--- START MATERIAL FOR THE TASK ---

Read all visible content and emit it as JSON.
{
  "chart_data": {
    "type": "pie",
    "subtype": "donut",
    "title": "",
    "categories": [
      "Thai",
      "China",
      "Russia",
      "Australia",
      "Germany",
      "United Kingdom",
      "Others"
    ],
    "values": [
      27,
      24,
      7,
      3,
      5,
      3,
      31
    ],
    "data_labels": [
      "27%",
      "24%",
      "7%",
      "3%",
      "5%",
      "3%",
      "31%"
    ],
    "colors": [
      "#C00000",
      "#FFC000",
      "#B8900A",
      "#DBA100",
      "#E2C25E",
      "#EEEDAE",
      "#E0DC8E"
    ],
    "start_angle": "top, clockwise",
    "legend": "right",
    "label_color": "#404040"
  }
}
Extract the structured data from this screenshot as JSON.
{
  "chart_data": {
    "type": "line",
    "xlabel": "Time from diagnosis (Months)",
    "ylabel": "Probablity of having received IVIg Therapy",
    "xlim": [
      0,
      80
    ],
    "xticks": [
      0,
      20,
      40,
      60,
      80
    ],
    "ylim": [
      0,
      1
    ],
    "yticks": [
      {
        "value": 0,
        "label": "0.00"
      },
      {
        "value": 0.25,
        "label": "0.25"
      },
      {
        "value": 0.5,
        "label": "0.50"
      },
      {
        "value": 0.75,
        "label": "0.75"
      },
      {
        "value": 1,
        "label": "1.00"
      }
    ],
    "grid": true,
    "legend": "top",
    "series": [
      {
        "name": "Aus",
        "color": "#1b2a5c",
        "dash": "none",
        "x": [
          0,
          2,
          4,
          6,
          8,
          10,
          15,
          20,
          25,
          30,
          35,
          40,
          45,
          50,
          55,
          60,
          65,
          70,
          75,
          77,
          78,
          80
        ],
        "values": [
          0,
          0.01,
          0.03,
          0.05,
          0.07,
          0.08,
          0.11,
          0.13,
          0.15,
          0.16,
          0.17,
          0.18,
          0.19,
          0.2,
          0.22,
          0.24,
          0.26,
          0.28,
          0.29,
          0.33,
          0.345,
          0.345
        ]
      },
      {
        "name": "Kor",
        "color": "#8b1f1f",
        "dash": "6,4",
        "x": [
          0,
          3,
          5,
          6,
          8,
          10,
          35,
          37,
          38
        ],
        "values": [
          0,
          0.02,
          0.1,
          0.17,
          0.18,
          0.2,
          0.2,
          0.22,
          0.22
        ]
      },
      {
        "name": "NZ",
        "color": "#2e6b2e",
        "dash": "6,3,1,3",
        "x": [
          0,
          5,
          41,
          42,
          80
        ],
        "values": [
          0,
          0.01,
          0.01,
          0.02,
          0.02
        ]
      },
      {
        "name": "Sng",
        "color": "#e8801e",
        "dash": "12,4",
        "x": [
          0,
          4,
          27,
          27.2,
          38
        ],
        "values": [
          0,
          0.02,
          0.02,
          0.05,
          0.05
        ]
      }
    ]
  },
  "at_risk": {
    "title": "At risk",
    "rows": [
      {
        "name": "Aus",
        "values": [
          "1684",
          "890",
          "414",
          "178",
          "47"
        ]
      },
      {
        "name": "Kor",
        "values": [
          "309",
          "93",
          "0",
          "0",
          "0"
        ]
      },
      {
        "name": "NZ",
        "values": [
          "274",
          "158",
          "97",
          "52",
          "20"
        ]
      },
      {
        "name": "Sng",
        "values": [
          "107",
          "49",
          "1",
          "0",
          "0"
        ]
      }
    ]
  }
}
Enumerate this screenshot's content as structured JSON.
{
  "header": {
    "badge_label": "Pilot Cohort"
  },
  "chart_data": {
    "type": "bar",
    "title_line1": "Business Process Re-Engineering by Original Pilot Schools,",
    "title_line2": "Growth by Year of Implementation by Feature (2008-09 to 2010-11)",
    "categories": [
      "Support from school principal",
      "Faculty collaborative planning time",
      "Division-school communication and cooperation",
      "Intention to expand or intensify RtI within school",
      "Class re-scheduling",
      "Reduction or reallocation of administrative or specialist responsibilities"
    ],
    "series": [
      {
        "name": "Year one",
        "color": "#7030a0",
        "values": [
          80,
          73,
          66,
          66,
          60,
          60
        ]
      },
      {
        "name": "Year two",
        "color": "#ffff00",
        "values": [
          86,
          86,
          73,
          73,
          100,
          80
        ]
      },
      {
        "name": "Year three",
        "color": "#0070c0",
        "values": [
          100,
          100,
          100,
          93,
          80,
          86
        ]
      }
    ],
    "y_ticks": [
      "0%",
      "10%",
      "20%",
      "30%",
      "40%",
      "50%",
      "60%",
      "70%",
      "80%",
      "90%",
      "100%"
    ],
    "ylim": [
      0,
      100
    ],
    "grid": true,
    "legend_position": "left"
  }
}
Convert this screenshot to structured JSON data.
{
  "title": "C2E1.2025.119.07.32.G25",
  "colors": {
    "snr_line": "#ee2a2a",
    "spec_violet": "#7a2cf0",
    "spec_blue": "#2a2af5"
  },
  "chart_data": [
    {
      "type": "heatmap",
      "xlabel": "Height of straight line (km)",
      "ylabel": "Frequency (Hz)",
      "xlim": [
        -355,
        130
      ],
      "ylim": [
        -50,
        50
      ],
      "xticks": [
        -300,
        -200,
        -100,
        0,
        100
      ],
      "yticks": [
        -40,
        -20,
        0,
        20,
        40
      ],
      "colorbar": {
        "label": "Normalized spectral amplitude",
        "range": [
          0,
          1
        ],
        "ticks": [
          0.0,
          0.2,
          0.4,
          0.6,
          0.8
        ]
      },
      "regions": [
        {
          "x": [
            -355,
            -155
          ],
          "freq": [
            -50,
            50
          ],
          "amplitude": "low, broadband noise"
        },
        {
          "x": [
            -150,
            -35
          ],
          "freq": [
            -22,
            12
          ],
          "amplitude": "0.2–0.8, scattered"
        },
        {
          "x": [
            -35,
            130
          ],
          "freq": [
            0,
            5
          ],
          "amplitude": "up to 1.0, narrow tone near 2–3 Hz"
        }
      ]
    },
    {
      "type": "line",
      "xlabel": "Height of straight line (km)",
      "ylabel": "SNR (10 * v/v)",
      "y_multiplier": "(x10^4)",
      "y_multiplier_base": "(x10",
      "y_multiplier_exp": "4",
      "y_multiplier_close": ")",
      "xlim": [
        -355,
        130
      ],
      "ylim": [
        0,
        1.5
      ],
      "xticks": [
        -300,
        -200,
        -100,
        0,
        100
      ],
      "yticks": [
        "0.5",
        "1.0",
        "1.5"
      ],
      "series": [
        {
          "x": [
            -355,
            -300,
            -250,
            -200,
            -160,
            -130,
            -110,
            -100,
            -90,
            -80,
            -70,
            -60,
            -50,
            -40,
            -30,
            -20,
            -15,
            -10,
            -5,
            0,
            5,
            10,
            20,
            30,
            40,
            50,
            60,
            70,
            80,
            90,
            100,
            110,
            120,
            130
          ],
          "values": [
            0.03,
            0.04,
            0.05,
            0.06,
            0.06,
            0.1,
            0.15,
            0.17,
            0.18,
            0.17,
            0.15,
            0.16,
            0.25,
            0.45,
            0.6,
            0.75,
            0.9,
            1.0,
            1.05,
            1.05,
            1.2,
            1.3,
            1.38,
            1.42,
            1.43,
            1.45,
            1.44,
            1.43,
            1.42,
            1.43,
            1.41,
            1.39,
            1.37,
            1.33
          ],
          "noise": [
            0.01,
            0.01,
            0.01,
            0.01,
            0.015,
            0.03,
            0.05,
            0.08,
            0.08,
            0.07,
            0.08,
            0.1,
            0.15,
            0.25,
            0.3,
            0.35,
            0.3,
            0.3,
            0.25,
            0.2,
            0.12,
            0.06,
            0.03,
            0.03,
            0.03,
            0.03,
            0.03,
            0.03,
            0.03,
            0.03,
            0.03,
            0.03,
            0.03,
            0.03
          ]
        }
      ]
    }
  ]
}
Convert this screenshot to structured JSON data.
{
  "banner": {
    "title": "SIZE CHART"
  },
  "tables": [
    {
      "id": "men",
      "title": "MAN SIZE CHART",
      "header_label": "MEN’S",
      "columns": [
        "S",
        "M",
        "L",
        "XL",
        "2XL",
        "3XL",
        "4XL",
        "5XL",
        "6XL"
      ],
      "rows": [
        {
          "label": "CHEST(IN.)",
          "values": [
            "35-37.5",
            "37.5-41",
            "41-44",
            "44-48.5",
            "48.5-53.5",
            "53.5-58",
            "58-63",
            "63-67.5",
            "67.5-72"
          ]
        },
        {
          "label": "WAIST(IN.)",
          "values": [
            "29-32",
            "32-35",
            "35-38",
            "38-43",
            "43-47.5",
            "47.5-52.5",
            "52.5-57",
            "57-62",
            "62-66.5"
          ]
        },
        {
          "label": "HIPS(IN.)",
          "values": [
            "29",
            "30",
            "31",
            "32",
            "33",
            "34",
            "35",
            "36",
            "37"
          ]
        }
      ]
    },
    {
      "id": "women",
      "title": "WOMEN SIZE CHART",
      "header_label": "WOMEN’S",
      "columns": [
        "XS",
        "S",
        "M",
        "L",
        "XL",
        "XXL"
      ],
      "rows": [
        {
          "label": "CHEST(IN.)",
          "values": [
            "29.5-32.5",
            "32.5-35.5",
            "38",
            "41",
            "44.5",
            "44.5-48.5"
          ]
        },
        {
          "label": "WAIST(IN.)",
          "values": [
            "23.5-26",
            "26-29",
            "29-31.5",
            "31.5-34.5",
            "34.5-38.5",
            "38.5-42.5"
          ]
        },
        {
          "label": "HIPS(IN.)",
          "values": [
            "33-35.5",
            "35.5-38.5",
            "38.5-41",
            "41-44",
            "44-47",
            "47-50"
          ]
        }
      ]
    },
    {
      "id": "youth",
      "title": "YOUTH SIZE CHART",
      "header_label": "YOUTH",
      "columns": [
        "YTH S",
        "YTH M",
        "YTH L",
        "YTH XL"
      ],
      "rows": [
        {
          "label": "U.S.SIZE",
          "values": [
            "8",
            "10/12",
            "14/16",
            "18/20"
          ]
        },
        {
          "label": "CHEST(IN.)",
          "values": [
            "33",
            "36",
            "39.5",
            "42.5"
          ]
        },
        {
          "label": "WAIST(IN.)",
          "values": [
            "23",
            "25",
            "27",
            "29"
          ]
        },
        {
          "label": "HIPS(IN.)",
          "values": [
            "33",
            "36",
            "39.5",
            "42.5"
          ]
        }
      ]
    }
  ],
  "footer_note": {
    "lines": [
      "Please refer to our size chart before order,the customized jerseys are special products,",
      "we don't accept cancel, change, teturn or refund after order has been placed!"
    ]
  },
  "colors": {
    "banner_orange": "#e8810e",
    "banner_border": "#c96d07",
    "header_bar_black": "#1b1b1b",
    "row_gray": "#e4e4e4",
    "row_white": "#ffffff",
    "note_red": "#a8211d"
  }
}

--- END MATERIAL FOR THE TASK ---

#### WHAT YOU SHOULD DO:
Gather all lines where the word "screenshot" appears.

#### TASK SOLUTION:
Extract the structured data from this screenshot as JSON.
Enumerate this screenshot's content as structured JSON.
Convert this screenshot to structured JSON data.
Convert this screenshot to structured JSON data.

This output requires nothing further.